The problem
An exact copy of all the data is required, with pictures left out.

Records

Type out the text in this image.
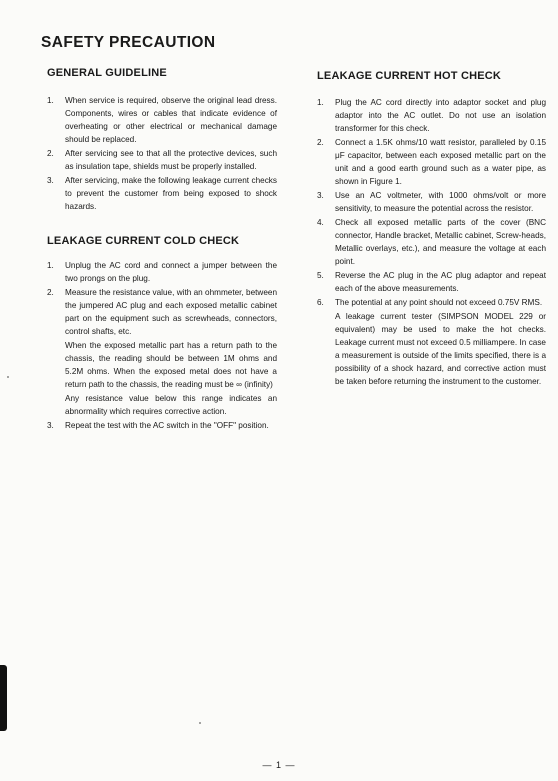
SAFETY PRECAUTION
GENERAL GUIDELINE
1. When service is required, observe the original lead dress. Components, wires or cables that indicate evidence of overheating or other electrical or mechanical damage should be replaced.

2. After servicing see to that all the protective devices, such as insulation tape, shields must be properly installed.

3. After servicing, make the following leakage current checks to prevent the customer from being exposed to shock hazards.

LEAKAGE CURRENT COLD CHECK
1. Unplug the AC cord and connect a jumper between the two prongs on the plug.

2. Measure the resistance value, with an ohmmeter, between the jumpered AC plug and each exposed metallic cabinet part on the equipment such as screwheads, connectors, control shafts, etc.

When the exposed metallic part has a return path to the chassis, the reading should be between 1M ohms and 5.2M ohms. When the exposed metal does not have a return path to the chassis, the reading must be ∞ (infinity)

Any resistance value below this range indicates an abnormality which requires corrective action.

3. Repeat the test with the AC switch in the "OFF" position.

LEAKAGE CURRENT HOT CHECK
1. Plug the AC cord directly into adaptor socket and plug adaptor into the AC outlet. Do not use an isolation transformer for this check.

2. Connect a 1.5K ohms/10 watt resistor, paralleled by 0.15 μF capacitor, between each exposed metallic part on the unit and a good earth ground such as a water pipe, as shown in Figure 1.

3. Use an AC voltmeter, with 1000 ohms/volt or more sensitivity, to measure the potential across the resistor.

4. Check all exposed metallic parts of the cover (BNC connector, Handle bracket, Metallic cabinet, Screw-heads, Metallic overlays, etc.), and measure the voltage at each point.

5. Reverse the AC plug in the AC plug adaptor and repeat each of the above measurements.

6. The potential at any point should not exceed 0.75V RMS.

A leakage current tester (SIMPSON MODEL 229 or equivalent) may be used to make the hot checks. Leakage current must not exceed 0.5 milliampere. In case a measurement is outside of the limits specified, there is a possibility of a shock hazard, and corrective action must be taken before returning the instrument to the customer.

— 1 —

Result for this exercise
Type out the text in this image.
SAFETY PRECAUTION
GENERAL GUIDELINE
1. When service is required, observe the original lead dress. Components, wires or cables that indicate evidence of overheating or other electrical or mechanical damage should be replaced.

2. After servicing see to that all the protective devices, such as insulation tape, shields must be properly installed.

3. After servicing, make the following leakage current checks to prevent the customer from being exposed to shock hazards.

LEAKAGE CURRENT COLD CHECK
1. Unplug the AC cord and connect a jumper between the two prongs on the plug.

2. Measure the resistance value, with an ohmmeter, between the jumpered AC plug and each exposed metallic cabinet part on the equipment such as screwheads, connectors, control shafts, etc.

When the exposed metallic part has a return path to the chassis, the reading should be between 1M ohms and 5.2M ohms. When the exposed metal does not have a return path to the chassis, the reading must be ∞ (infinity)

Any resistance value below this range indicates an abnormality which requires corrective action.

3. Repeat the test with the AC switch in the "OFF" position.

LEAKAGE CURRENT HOT CHECK
1. Plug the AC cord directly into adaptor socket and plug adaptor into the AC outlet. Do not use an isolation transformer for this check.

2. Connect a 1.5K ohms/10 watt resistor, paralleled by 0.15 μF capacitor, between each exposed metallic part on the unit and a good earth ground such as a water pipe, as shown in Figure 1.

3. Use an AC voltmeter, with 1000 ohms/volt or more sensitivity, to measure the potential across the resistor.

4. Check all exposed metallic parts of the cover (BNC connector, Handle bracket, Metallic cabinet, Screw-heads, Metallic overlays, etc.), and measure the voltage at each point.

5. Reverse the AC plug in the AC plug adaptor and repeat each of the above measurements.

6. The potential at any point should not exceed 0.75V RMS.

A leakage current tester (SIMPSON MODEL 229 or equivalent) may be used to make the hot checks. Leakage current must not exceed 0.5 milliampere. In case a measurement is outside of the limits specified, there is a possibility of a shock hazard, and corrective action must be taken before returning the instrument to the customer.

— 1 —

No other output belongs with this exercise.